CONSIGNES -
Répondez aux questions suivantes en vous appuyant sur l'extrait.
1. Quel anniversaire la Mêlée célèbre-t-elle ?
2. À quelle date Henri d'Agrain quitte-t-il sa fonction de Directeur des systèmes d'information et d'autorité cyberdéfense de la Marine nationale ?
3. Quel organisme crée-t-il en 2014, et en partenariat avec quelle école ?

EXTRAIT -
Pour ses 20 ans, je souhaite à la Mêlée de relever les nouveaux défis qui ne vont pas manquer de se présenter dans ces temps incertains, afin de réussir le numérique dans une unique perspective, celle d’un nouvel âge pour un avenir meilleur.
Henri d’Agrain a alterné, au cours d’une carrière de 27 ans dans la Marine, les postes opérationnels et de commandement à la mer et les responsabilités dans le domaine de l’informatique et des moyens de communication des armées. Il quitte sa fonction de Directeur des systèmes d’information et d’autorité cyberdéfense de la Marine nationale en août 2013 pour cofonder Small Business France, qui accompagne les entreprises technologiques et innovantes vers la commande publique et les achats des grands groupes. En 2014, il crée, en partenariat avec l’École Européenne d’Intelligence Économique, le Centre des Hautes Études du Cyberespace (CHECy) dont il est le Directeur général. Il occupe désormais les fonctions de Délégué général du CIGREF.

DONNÉES À EXAMINER -
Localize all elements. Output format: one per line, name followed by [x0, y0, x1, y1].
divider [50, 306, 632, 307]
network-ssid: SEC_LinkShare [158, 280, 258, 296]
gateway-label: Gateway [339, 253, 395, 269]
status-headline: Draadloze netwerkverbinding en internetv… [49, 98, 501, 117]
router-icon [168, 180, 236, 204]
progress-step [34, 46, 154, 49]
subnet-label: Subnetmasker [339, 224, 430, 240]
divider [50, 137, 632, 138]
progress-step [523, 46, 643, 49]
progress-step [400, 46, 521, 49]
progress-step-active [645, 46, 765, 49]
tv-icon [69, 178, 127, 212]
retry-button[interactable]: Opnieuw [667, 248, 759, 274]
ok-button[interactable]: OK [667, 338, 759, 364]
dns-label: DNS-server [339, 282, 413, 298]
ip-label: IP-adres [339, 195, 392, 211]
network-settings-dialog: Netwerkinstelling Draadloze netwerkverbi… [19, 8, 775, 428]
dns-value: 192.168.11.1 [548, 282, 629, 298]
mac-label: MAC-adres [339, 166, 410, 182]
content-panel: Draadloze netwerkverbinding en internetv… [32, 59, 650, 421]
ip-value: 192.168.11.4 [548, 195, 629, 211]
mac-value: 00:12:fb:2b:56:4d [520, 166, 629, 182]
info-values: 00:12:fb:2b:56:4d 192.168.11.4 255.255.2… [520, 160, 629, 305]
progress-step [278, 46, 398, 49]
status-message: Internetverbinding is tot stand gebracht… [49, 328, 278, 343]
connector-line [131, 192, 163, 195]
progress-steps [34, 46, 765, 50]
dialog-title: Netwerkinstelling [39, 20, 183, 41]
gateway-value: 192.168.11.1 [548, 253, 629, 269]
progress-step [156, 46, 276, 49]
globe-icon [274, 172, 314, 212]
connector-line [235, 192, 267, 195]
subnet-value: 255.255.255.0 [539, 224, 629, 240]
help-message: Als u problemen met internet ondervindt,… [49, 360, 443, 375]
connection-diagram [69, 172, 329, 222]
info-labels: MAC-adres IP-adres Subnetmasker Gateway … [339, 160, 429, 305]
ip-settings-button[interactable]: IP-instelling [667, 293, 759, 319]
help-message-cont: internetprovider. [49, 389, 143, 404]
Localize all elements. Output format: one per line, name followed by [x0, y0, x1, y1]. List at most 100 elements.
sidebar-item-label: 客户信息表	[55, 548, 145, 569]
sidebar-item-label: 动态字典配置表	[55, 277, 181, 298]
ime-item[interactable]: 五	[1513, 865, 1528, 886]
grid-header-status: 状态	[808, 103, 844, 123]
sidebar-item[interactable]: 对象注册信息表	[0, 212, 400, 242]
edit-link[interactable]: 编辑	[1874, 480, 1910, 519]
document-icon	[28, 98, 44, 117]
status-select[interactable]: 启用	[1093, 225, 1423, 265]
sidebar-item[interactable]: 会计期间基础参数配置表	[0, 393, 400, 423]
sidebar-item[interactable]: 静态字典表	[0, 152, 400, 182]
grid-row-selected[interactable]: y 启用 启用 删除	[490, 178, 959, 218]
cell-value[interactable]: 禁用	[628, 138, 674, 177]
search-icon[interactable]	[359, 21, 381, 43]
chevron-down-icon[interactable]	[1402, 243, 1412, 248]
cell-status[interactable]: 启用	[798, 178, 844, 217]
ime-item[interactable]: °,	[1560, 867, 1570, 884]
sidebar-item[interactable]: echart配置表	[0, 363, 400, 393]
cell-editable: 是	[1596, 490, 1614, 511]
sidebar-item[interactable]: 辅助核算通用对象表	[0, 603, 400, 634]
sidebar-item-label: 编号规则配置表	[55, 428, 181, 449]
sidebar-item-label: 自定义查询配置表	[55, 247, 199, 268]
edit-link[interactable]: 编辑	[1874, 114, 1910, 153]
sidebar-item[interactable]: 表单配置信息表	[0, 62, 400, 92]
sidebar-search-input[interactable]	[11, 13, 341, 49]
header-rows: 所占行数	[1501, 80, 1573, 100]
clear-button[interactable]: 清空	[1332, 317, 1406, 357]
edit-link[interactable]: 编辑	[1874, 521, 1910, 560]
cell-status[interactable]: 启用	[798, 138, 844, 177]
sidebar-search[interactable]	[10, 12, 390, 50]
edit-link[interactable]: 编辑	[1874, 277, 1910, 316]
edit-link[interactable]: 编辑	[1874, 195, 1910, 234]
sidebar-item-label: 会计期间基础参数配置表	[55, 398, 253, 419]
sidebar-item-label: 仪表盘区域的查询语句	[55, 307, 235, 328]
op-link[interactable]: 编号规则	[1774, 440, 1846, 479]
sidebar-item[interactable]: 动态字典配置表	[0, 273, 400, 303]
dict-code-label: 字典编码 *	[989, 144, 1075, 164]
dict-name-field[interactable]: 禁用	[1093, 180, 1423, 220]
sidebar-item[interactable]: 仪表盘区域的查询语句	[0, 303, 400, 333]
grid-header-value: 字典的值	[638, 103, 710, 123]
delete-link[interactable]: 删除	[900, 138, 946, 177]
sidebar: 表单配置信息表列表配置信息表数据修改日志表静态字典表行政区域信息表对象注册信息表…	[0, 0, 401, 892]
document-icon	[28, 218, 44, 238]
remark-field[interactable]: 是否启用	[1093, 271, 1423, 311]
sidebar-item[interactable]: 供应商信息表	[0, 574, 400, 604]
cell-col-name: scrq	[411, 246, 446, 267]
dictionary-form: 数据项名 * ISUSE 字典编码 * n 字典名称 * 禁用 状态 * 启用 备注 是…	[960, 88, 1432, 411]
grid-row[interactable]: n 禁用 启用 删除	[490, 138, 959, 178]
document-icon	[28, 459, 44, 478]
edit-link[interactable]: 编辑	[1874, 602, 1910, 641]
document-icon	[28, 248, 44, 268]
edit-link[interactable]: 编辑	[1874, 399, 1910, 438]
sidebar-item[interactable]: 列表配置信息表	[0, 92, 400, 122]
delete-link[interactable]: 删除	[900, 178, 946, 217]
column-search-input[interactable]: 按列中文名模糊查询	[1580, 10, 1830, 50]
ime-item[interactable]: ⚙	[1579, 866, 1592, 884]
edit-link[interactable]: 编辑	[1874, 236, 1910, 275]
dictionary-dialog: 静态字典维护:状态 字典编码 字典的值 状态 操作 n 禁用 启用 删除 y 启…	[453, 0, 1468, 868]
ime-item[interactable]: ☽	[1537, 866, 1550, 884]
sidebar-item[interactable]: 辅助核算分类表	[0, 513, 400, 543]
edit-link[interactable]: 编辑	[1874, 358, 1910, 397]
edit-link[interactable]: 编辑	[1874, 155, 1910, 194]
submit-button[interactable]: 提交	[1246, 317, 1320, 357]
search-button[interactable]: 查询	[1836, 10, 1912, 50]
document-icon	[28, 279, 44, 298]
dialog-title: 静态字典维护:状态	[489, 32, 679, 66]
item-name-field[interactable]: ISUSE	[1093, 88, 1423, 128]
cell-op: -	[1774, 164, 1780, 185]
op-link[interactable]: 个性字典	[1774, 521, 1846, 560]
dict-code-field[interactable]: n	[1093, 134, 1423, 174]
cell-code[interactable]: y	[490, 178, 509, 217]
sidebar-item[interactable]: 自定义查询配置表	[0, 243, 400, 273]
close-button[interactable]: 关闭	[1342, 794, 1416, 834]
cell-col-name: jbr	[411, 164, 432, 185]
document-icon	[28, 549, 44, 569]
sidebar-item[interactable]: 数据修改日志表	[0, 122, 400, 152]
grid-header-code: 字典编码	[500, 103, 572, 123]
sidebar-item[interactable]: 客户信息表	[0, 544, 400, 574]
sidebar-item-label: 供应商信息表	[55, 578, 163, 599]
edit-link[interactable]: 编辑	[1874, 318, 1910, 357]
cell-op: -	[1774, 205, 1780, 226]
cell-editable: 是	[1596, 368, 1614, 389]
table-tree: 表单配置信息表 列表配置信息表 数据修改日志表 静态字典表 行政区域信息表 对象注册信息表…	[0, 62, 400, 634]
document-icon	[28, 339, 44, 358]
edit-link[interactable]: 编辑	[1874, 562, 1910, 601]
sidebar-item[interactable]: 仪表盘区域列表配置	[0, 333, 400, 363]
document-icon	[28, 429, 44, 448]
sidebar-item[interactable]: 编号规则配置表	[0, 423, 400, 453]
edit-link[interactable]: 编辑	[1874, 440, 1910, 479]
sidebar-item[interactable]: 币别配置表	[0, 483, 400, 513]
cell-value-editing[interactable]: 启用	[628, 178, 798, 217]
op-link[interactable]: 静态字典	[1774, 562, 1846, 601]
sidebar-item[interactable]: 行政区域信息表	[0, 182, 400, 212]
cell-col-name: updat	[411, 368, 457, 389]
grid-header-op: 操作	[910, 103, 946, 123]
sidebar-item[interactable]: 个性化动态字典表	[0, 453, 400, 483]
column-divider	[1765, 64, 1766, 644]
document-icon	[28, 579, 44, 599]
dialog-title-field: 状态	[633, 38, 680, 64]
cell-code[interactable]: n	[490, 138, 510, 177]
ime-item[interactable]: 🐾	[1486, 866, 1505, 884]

RÉSULTAT -
1. La Mêlée célèbre ses 20 ans.
2. Il quitte cette fonction en août 2013.
3. Il crée le Centre des Hautes Études du Cyberespace (CHECy), en partenariat avec l'École Européenne d'Intelligence Économique.